> **文書本文**
● ● ●
起源をどうするのかということでしょ。神道というイズムみたいな形になってしまいますと、起源を信じろということなんですよ、単純に言うと。高天原以降、神々がいてという話で、神道というのは、そういう起源を問うな、それを信じろ、それを丸呑みしろ、それがイズムなんだと。

中上健次『現代小説の方法』より

サンライズ出雲号の個室寝台で目が覚めたのは朝の7時ごろだ。
岡山を過ぎ、車窓の緑が色濃くなってきた。日本酒の起源を辿りに出雲に向かっているが、私は行き詰っている。

A級グルメのまちとは一体?

数日前にネットで出雲の下調べをしていたら、佐香神社という場所が「日本酒発祥の地」と紹介されており、せっかくだからそこへ行ってみようと計画を立てた。
日本酒の起源について大雑把な知識しかなかった私は、もう少し深堀しようと何冊かの本を図書館で漁り、資料をコピーしたりして車内に持ち込んだ。
● ● ●
> **課題 1**
出雲行きの文章を、「起源をどうするのかということ」のある箇所から始めて「行ってみようと計画を立てた。」の後で止め、「サンライズ出雲号」を「寝台特急」に置き換えて書き直すこと。
> **課題 2**
出雲行きの文章を、最後の文の後から書き継ぐこと。
● ● ●
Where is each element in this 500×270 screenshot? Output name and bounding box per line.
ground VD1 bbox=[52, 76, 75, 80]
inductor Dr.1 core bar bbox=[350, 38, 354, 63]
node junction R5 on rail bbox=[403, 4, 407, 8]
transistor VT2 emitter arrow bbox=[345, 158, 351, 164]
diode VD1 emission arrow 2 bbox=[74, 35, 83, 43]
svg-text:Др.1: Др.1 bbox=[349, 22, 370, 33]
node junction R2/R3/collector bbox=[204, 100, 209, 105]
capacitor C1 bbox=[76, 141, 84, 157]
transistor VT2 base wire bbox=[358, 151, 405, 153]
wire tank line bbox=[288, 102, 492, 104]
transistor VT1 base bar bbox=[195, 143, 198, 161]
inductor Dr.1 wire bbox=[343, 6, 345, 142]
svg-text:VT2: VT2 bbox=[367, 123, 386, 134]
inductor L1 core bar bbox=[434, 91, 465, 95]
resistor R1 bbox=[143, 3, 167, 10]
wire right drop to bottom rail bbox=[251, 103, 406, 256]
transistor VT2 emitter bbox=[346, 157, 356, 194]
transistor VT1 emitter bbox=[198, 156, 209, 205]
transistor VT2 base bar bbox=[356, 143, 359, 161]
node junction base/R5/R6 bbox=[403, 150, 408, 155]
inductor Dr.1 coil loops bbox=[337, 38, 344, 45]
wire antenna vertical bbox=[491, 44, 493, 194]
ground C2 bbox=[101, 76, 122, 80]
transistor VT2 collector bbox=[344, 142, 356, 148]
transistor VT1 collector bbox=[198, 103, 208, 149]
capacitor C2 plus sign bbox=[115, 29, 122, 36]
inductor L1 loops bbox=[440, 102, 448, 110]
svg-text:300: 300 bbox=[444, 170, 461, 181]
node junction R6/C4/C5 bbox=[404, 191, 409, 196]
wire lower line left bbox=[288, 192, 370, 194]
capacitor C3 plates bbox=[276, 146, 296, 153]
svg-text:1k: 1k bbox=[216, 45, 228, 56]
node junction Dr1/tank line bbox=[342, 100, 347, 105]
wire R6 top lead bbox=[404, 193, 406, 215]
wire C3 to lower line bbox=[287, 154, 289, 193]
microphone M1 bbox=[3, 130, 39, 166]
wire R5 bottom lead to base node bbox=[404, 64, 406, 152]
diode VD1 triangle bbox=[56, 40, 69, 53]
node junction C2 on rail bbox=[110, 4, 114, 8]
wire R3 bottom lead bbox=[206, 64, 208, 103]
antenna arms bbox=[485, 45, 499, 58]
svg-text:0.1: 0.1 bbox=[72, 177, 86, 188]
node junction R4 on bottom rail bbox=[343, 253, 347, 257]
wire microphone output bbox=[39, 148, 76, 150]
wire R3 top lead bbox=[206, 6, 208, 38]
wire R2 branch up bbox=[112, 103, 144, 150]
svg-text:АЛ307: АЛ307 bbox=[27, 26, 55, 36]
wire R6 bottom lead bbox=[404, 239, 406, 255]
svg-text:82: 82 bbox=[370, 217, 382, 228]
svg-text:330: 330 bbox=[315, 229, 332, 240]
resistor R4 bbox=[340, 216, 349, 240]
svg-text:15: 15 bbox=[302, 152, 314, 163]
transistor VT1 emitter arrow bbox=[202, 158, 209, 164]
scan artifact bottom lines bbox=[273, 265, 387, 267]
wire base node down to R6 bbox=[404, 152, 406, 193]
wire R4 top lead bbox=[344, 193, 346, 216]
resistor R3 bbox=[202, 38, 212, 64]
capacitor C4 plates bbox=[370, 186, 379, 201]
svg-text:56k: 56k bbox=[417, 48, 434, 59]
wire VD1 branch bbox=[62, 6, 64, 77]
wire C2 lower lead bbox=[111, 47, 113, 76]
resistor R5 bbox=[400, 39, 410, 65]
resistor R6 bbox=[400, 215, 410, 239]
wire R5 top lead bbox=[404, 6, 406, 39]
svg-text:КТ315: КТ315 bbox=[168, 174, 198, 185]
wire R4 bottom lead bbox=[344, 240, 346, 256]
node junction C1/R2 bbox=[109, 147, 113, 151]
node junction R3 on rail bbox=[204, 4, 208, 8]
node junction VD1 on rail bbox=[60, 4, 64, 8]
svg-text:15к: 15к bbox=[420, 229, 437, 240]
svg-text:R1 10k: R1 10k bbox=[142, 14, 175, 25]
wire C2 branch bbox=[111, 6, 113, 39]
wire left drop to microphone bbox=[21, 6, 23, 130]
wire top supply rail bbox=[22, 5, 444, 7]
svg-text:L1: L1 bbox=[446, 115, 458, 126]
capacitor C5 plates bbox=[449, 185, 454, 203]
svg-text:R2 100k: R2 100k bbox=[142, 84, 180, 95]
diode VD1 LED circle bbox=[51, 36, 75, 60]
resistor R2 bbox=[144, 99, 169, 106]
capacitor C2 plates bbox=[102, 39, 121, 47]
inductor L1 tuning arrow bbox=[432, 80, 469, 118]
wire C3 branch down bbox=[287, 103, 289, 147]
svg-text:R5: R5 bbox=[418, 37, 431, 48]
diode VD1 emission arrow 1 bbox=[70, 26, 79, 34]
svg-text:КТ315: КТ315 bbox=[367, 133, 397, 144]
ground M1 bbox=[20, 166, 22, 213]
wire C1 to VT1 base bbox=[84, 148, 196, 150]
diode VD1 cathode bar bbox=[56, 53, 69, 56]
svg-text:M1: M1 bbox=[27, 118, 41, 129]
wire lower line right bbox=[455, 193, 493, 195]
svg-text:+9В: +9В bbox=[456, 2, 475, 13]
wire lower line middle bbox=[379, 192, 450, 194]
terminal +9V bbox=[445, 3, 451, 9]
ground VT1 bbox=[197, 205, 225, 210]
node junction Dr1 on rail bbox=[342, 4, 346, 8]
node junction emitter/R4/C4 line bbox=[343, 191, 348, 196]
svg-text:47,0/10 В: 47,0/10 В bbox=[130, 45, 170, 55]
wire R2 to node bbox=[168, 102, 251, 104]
● ● ●
> **回答 1**
起源をどうするのかということでしょ。神道というイズムみたいな形になってしまいますと、起源を信じろということなんですよ、単純に言うと。高天原以降、神々がいてという話で、神道というのは、そういう起源を問うな、それを信じろ、それを丸呑みしろ、それがイズムなんだと。

中上健次『現代小説の方法』より

寝台特急の個室寝台で目が覚めたのは朝の7時ごろだ。
岡山を過ぎ、車窓の緑が色濃くなってきた。日本酒の起源を辿りに出雲に向かっているが、私は行き詰っている。

A級グルメのまちとは一体?

数日前にネットで出雲の下調べをしていたら、佐香神社という場所が「日本酒発祥の地」と紹介されており、せっかくだからそこへ行ってみようと計画を立てた。

> **回答 2**
それを昨夜から眺め、出雲と日本酒の起源について読み解こうとしていたのだが、読めば読むほど、どうにも行き詰ってしまったのだ。

縄文・弥生時代あたりから徐々に醸造が発達していったとされる日本酒の、起源ということになると(ここでは初めて麹カビを使って米を発酵させて酒を造った、としておこう)諸説あり、定まっていない。
最初に登場する文献が飛鳥時代で、古事記、日本書紀、風土記といった、いわゆる記紀神話によるものだ。
佐香神社に関しては、出雲国風土記の記載をもとに島根県が日本酒発祥の地とPRしているものの、播磨国風土記をもとにすれば兵庫県が発祥ということになり、同じように発祥の地を名乗っているのである。
酒造りと大いに関係の深い神社は幾つかあり、そのうちのどこが一番初めかというのは分からない。
いえることは、太古の昔、酒は農耕と信仰にかかわるもので、神との関係が深く、神社で醸され、神事で飲まれていたということだ。
そして、各地の神話をまとめたという風土記などの文献に掲載されるまでのあいだ、言葉による伝承を介さない大きな時間の堆積がある。
資料読みは、きりがなかった。列車の揺れのなかで、寝ぼけまなこをこすりつつ、飲みかけで残っていたカップ酒を舐める。

伯備線から山陰本線に抜け、米子を過ぎると島根県だ。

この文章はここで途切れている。